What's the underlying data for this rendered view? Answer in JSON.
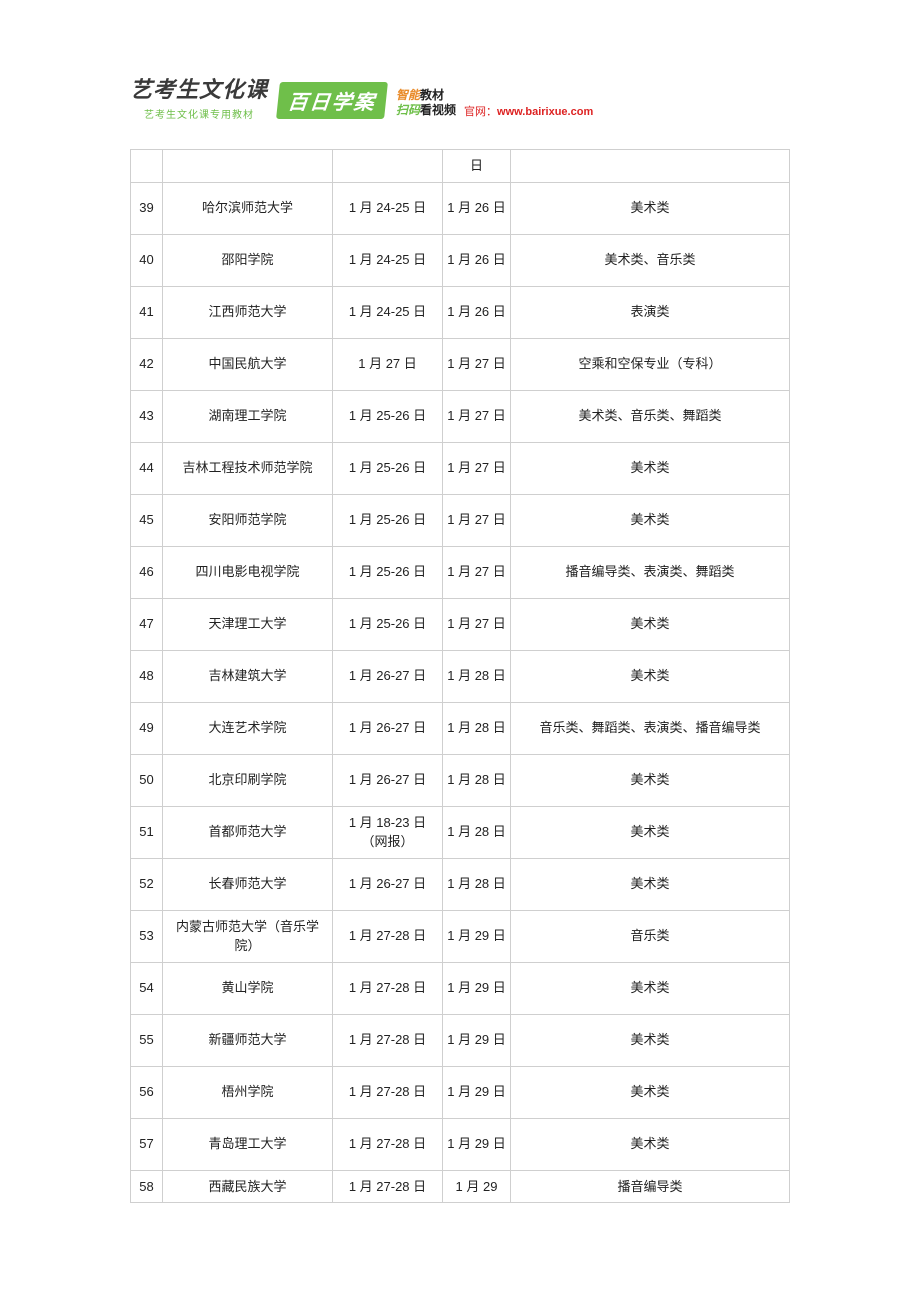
{
  "header": {
    "title_main": "艺考生文化课",
    "title_sub": "艺考生文化课专用教材",
    "badge": "百日学案",
    "feature_top_orange": "智能",
    "feature_top_black": "教材",
    "feature_bottom_green": "扫码",
    "feature_bottom_black": "看视频",
    "site_label": "官网：",
    "site_url": "www.bairixue.com"
  },
  "table": {
    "rows": [
      {
        "idx": "",
        "school": "",
        "date1": "",
        "date2": "日",
        "cat": ""
      },
      {
        "idx": "39",
        "school": "哈尔滨师范大学",
        "date1": "1 月 24-25 日",
        "date2": "1 月 26 日",
        "cat": "美术类"
      },
      {
        "idx": "40",
        "school": "邵阳学院",
        "date1": "1 月 24-25 日",
        "date2": "1 月 26 日",
        "cat": "美术类、音乐类"
      },
      {
        "idx": "41",
        "school": "江西师范大学",
        "date1": "1 月 24-25 日",
        "date2": "1 月 26 日",
        "cat": "表演类"
      },
      {
        "idx": "42",
        "school": "中国民航大学",
        "date1": "1 月 27 日",
        "date2": "1 月 27 日",
        "cat": "空乘和空保专业（专科）"
      },
      {
        "idx": "43",
        "school": "湖南理工学院",
        "date1": "1 月 25-26 日",
        "date2": "1 月 27 日",
        "cat": "美术类、音乐类、舞蹈类"
      },
      {
        "idx": "44",
        "school": "吉林工程技术师范学院",
        "date1": "1 月 25-26 日",
        "date2": "1 月 27 日",
        "cat": "美术类"
      },
      {
        "idx": "45",
        "school": "安阳师范学院",
        "date1": "1 月 25-26 日",
        "date2": "1 月 27 日",
        "cat": "美术类"
      },
      {
        "idx": "46",
        "school": "四川电影电视学院",
        "date1": "1 月 25-26 日",
        "date2": "1 月 27 日",
        "cat": "播音编导类、表演类、舞蹈类"
      },
      {
        "idx": "47",
        "school": "天津理工大学",
        "date1": "1 月 25-26 日",
        "date2": "1 月 27 日",
        "cat": "美术类"
      },
      {
        "idx": "48",
        "school": "吉林建筑大学",
        "date1": "1 月 26-27 日",
        "date2": "1 月 28 日",
        "cat": "美术类"
      },
      {
        "idx": "49",
        "school": "大连艺术学院",
        "date1": "1 月 26-27 日",
        "date2": "1 月 28 日",
        "cat": "音乐类、舞蹈类、表演类、播音编导类"
      },
      {
        "idx": "50",
        "school": "北京印刷学院",
        "date1": "1 月 26-27 日",
        "date2": "1 月 28 日",
        "cat": "美术类"
      },
      {
        "idx": "51",
        "school": "首都师范大学",
        "date1": "1 月 18-23 日（网报）",
        "date2": "1 月 28 日",
        "cat": "美术类"
      },
      {
        "idx": "52",
        "school": "长春师范大学",
        "date1": "1 月 26-27 日",
        "date2": "1 月 28 日",
        "cat": "美术类"
      },
      {
        "idx": "53",
        "school": "内蒙古师范大学（音乐学院）",
        "date1": "1 月 27-28 日",
        "date2": "1 月 29 日",
        "cat": "音乐类"
      },
      {
        "idx": "54",
        "school": "黄山学院",
        "date1": "1 月 27-28 日",
        "date2": "1 月 29 日",
        "cat": "美术类"
      },
      {
        "idx": "55",
        "school": "新疆师范大学",
        "date1": "1 月 27-28 日",
        "date2": "1 月 29 日",
        "cat": "美术类"
      },
      {
        "idx": "56",
        "school": "梧州学院",
        "date1": "1 月 27-28 日",
        "date2": "1 月 29 日",
        "cat": "美术类"
      },
      {
        "idx": "57",
        "school": "青岛理工大学",
        "date1": "1 月 27-28 日",
        "date2": "1 月 29 日",
        "cat": "美术类"
      },
      {
        "idx": "58",
        "school": "西藏民族大学",
        "date1": "1 月 27-28 日",
        "date2": "1 月 29",
        "cat": "播音编导类"
      }
    ]
  }
}
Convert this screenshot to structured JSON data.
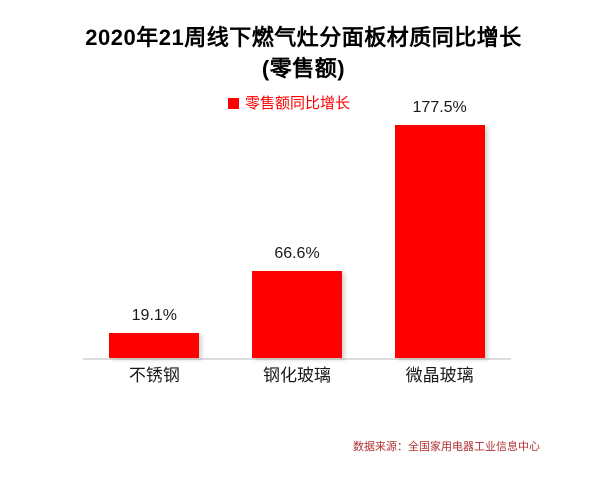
{
  "title": {
    "line1": "2020年21周线下燃气灶分面板材质同比增长",
    "line2": "(零售额)"
  },
  "legend": {
    "label": "零售额同比增长"
  },
  "source": "数据来源：全国家用电器工业信息中心",
  "colors": {
    "bar": "#fe0000",
    "legend_text": "#fe0000",
    "title_text": "#000000",
    "label_text": "#1a1a1a",
    "axis_line": "#dcdcdc",
    "source_text": "#b03030"
  },
  "chart_data": {
    "type": "bar",
    "title": "2020年21周线下燃气灶分面板材质同比增长(零售额)",
    "categories": [
      "不锈钢",
      "钢化玻璃",
      "微晶玻璃"
    ],
    "values": [
      19.1,
      66.6,
      177.5
    ],
    "value_labels": [
      "19.1%",
      "66.6%",
      "177.5%"
    ],
    "series_name": "零售额同比增长",
    "xlabel": "",
    "ylabel": "",
    "unit": "%",
    "ylim": [
      0,
      180
    ],
    "grid": false,
    "legend_position": "top-center",
    "bar_color": "#fe0000"
  }
}
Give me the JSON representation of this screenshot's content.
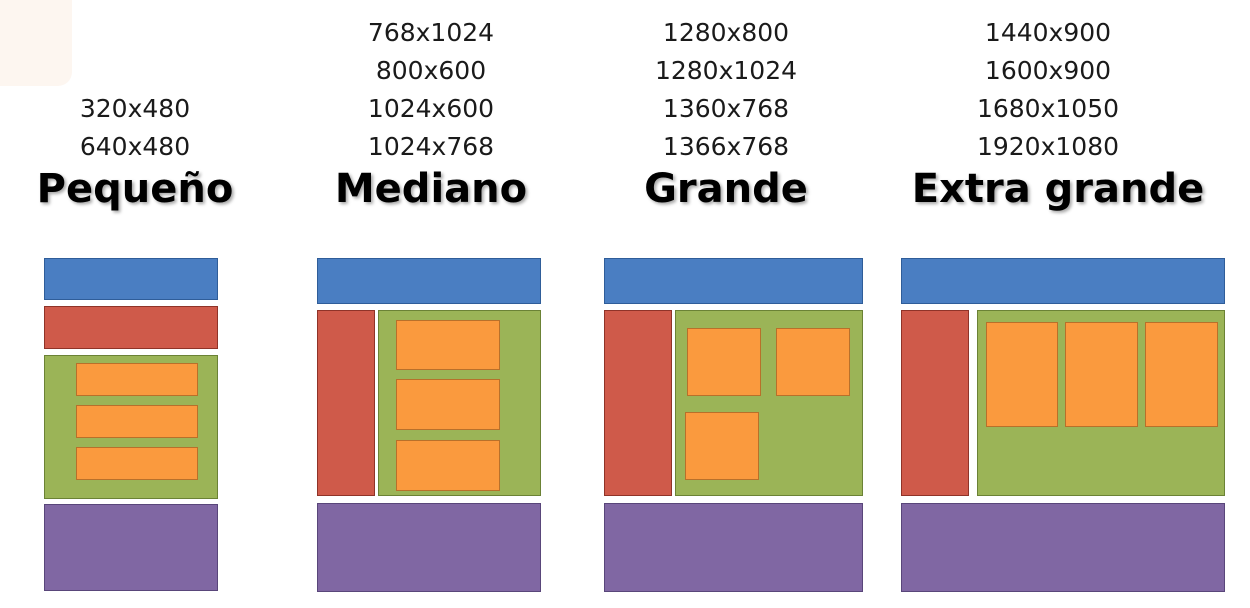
{
  "columns": [
    {
      "title": "Pequeño",
      "resolutions": [
        "320x480",
        "640x480"
      ]
    },
    {
      "title": "Mediano",
      "resolutions": [
        "768x1024",
        "800x600",
        "1024x600",
        "1024x768"
      ]
    },
    {
      "title": "Grande",
      "resolutions": [
        "1280x800",
        "1280x1024",
        "1360x768",
        "1366x768"
      ]
    },
    {
      "title": "Extra grande",
      "resolutions": [
        "1440x900",
        "1600x900",
        "1680x1050",
        "1920x1080"
      ]
    }
  ],
  "colors": {
    "header": "#4a7ec2",
    "sidebar": "#cf5a4a",
    "content": "#9bb457",
    "item": "#fa9a3e",
    "footer": "#8067a3"
  }
}
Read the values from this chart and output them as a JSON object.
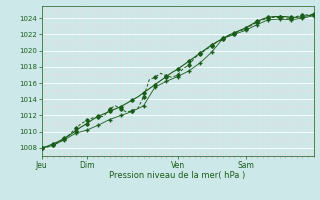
{
  "xlabel": "Pression niveau de la mer( hPa )",
  "bg_color": "#cde8e8",
  "grid_major_color": "#ffffff",
  "grid_minor_color": "#f0d8d8",
  "line_color": "#1a5c1a",
  "ylim": [
    1007.0,
    1025.5
  ],
  "yticks": [
    1008,
    1010,
    1012,
    1014,
    1016,
    1018,
    1020,
    1022,
    1024
  ],
  "day_labels": [
    "Jeu",
    "Dim",
    "Ven",
    "Sam"
  ],
  "day_positions": [
    0,
    48,
    144,
    216
  ],
  "total_hours": 288,
  "series1": [
    [
      0,
      1008.0
    ],
    [
      6,
      1008.2
    ],
    [
      12,
      1008.5
    ],
    [
      18,
      1008.8
    ],
    [
      24,
      1009.2
    ],
    [
      30,
      1009.6
    ],
    [
      36,
      1010.1
    ],
    [
      42,
      1010.6
    ],
    [
      48,
      1011.0
    ],
    [
      54,
      1011.5
    ],
    [
      60,
      1011.9
    ],
    [
      66,
      1012.2
    ],
    [
      72,
      1012.5
    ],
    [
      78,
      1012.8
    ],
    [
      84,
      1013.1
    ],
    [
      90,
      1013.5
    ],
    [
      96,
      1013.9
    ],
    [
      102,
      1014.3
    ],
    [
      108,
      1014.8
    ],
    [
      114,
      1015.3
    ],
    [
      120,
      1015.8
    ],
    [
      126,
      1016.3
    ],
    [
      132,
      1016.8
    ],
    [
      138,
      1017.3
    ],
    [
      144,
      1017.7
    ],
    [
      150,
      1018.2
    ],
    [
      156,
      1018.7
    ],
    [
      162,
      1019.2
    ],
    [
      168,
      1019.7
    ],
    [
      174,
      1020.2
    ],
    [
      180,
      1020.7
    ],
    [
      186,
      1021.1
    ],
    [
      192,
      1021.5
    ],
    [
      198,
      1021.9
    ],
    [
      204,
      1022.2
    ],
    [
      210,
      1022.5
    ],
    [
      216,
      1022.8
    ],
    [
      222,
      1023.2
    ],
    [
      228,
      1023.6
    ],
    [
      234,
      1023.9
    ],
    [
      240,
      1024.1
    ],
    [
      246,
      1024.2
    ],
    [
      252,
      1024.2
    ],
    [
      258,
      1024.2
    ],
    [
      264,
      1024.1
    ],
    [
      270,
      1024.1
    ],
    [
      276,
      1024.2
    ],
    [
      282,
      1024.3
    ],
    [
      288,
      1024.4
    ]
  ],
  "series2": [
    [
      0,
      1008.0
    ],
    [
      6,
      1008.1
    ],
    [
      12,
      1008.3
    ],
    [
      18,
      1008.7
    ],
    [
      24,
      1009.1
    ],
    [
      30,
      1009.7
    ],
    [
      36,
      1010.4
    ],
    [
      42,
      1011.0
    ],
    [
      48,
      1011.4
    ],
    [
      54,
      1011.7
    ],
    [
      60,
      1011.8
    ],
    [
      66,
      1011.9
    ],
    [
      72,
      1012.8
    ],
    [
      78,
      1013.2
    ],
    [
      84,
      1012.8
    ],
    [
      90,
      1012.4
    ],
    [
      96,
      1012.6
    ],
    [
      102,
      1012.9
    ],
    [
      108,
      1014.3
    ],
    [
      114,
      1016.4
    ],
    [
      120,
      1016.7
    ],
    [
      126,
      1017.2
    ],
    [
      132,
      1016.9
    ],
    [
      138,
      1016.7
    ],
    [
      144,
      1017.0
    ],
    [
      150,
      1017.8
    ],
    [
      156,
      1018.2
    ],
    [
      162,
      1019.1
    ],
    [
      168,
      1019.6
    ],
    [
      174,
      1020.1
    ],
    [
      180,
      1020.6
    ],
    [
      186,
      1021.1
    ],
    [
      192,
      1021.4
    ],
    [
      198,
      1021.8
    ],
    [
      204,
      1022.1
    ],
    [
      210,
      1022.4
    ],
    [
      216,
      1022.7
    ],
    [
      222,
      1023.1
    ],
    [
      228,
      1023.5
    ],
    [
      234,
      1023.8
    ],
    [
      240,
      1024.0
    ],
    [
      246,
      1024.1
    ],
    [
      252,
      1024.1
    ],
    [
      258,
      1024.0
    ],
    [
      264,
      1024.0
    ],
    [
      270,
      1024.2
    ],
    [
      276,
      1024.4
    ],
    [
      282,
      1024.4
    ],
    [
      288,
      1024.5
    ]
  ],
  "series3": [
    [
      0,
      1008.0
    ],
    [
      12,
      1008.3
    ],
    [
      24,
      1009.0
    ],
    [
      36,
      1009.8
    ],
    [
      48,
      1010.2
    ],
    [
      60,
      1010.8
    ],
    [
      72,
      1011.5
    ],
    [
      84,
      1012.0
    ],
    [
      96,
      1012.5
    ],
    [
      108,
      1013.2
    ],
    [
      120,
      1015.5
    ],
    [
      132,
      1016.2
    ],
    [
      144,
      1016.8
    ],
    [
      156,
      1017.5
    ],
    [
      168,
      1018.5
    ],
    [
      180,
      1019.8
    ],
    [
      192,
      1021.5
    ],
    [
      204,
      1022.0
    ],
    [
      216,
      1022.5
    ],
    [
      228,
      1023.2
    ],
    [
      240,
      1023.8
    ],
    [
      252,
      1023.9
    ],
    [
      264,
      1023.8
    ],
    [
      276,
      1024.0
    ],
    [
      288,
      1024.3
    ]
  ]
}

━━━━━━━━

What is asked –
Out of the material above, gather each line where "JSON" appears.

Written reply –
What's the underlying data for this rendered view? Answer in JSON.
Convert this screenshot to structured JSON data.
Give me the JSON representation of this screenshot's content.
Read the values from this chart and output them as a JSON object.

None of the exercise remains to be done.